> _Exercise requirements_
Go through the material below and copy each line where the word "with" appears.
— Begin —
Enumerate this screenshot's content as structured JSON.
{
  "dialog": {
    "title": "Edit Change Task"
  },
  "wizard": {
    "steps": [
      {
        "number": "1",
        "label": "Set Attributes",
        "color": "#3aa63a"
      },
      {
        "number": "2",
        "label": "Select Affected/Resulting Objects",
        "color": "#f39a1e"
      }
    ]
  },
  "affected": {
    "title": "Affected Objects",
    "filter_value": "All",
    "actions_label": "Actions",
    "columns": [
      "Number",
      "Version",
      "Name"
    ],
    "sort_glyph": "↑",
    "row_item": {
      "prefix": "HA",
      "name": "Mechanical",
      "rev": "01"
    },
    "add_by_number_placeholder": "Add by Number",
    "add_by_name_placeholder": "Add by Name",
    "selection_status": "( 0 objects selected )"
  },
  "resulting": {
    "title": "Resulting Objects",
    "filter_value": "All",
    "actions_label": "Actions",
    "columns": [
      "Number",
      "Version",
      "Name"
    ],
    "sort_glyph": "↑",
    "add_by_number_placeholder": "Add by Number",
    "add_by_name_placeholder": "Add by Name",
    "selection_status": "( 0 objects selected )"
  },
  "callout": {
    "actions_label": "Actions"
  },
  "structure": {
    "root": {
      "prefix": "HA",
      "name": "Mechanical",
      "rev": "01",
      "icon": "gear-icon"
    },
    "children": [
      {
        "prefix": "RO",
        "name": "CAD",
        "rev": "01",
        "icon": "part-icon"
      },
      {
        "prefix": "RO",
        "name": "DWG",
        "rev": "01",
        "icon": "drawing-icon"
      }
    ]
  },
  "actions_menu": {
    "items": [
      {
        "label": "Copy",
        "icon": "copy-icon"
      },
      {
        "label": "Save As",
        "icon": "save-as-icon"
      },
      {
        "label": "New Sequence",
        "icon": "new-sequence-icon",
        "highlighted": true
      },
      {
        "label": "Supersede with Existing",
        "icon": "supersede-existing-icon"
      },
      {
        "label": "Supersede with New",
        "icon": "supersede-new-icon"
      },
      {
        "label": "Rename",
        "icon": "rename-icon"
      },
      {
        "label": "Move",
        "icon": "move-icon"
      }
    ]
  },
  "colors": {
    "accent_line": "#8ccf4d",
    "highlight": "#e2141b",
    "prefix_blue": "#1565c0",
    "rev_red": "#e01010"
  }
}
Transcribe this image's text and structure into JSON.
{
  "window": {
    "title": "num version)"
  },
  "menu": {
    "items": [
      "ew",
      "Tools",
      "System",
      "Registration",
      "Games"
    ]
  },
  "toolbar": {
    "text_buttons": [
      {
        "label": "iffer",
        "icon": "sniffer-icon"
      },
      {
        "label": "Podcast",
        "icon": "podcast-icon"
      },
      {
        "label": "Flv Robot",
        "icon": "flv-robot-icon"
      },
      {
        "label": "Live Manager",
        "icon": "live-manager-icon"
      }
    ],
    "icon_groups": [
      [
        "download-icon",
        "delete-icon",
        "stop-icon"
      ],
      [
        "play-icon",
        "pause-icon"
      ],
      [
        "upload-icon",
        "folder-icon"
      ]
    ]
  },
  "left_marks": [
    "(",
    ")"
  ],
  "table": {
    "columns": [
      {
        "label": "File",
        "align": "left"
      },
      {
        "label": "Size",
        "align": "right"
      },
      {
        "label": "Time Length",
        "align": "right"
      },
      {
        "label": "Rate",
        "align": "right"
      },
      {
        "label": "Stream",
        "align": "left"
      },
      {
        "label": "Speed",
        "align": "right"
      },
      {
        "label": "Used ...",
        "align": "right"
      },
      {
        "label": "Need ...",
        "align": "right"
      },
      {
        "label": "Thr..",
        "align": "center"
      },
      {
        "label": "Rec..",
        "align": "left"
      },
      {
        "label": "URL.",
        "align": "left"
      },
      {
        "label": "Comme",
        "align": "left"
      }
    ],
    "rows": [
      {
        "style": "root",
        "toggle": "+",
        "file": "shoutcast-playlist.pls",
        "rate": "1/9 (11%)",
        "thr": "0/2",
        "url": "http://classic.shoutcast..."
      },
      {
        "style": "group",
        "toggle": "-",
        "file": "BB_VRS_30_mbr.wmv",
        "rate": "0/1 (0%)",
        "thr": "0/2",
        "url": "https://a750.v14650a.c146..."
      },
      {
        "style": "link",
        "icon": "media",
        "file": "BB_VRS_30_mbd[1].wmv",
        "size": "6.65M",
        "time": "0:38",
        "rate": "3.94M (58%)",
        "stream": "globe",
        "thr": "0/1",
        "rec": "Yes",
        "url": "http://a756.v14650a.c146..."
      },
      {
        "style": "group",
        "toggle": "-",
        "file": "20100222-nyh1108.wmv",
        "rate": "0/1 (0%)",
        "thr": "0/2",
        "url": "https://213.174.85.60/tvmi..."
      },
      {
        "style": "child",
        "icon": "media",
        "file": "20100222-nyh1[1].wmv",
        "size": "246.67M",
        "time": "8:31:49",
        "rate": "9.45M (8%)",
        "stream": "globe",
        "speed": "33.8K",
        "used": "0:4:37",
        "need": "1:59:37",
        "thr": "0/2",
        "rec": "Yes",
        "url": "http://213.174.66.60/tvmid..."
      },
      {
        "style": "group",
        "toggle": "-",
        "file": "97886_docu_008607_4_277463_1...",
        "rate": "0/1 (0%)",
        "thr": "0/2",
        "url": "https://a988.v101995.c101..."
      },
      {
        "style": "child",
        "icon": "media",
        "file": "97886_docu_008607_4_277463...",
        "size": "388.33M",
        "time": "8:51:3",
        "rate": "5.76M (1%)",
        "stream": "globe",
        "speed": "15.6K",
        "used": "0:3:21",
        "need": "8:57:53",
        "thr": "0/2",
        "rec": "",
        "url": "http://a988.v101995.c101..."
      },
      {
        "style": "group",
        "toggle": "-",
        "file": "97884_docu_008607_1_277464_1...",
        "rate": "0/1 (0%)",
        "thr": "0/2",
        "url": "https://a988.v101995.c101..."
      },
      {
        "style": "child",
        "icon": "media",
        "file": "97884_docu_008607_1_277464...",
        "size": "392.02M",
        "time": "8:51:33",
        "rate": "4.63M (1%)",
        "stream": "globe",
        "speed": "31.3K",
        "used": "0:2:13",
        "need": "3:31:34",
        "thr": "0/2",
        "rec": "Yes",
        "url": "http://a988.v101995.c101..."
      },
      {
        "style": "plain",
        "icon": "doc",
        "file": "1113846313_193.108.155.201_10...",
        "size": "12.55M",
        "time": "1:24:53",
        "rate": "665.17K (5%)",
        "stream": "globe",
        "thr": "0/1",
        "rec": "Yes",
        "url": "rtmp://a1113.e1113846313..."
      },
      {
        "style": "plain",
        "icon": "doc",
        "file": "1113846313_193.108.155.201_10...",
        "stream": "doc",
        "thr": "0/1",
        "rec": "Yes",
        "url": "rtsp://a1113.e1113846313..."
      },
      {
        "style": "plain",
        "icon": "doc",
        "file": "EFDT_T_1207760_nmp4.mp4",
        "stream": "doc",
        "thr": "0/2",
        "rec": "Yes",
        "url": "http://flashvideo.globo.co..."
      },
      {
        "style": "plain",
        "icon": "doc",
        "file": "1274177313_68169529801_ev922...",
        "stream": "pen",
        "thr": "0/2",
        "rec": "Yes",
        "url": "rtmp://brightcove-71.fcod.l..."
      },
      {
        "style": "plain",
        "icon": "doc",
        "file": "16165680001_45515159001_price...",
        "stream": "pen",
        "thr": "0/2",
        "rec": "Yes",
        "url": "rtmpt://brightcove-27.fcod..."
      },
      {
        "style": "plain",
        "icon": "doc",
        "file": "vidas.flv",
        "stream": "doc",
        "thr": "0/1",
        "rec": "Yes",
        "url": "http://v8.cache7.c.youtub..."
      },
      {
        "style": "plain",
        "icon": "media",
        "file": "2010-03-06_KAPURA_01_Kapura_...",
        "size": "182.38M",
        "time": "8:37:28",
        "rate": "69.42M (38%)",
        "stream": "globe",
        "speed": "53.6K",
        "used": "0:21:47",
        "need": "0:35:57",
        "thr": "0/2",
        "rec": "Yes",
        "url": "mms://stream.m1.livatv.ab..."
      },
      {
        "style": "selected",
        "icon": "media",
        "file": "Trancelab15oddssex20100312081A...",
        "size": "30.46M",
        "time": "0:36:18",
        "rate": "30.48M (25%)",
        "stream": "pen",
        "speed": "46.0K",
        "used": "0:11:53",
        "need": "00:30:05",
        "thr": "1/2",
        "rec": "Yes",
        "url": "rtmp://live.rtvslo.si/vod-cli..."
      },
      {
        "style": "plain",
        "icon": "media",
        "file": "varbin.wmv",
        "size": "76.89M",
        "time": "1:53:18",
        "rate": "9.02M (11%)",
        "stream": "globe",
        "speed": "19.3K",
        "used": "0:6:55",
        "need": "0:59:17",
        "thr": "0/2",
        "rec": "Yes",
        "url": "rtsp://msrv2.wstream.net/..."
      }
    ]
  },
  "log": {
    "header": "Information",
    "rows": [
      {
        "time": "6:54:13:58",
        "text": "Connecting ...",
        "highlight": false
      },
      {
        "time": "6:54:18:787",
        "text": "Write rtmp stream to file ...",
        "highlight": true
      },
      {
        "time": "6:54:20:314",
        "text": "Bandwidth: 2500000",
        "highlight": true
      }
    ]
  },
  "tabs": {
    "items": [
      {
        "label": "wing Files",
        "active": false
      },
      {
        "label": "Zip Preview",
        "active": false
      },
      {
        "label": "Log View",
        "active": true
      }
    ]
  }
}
— End —
> _Result of the exercise_
        "label": "Supersede with Existing",
        "label": "Supersede with New",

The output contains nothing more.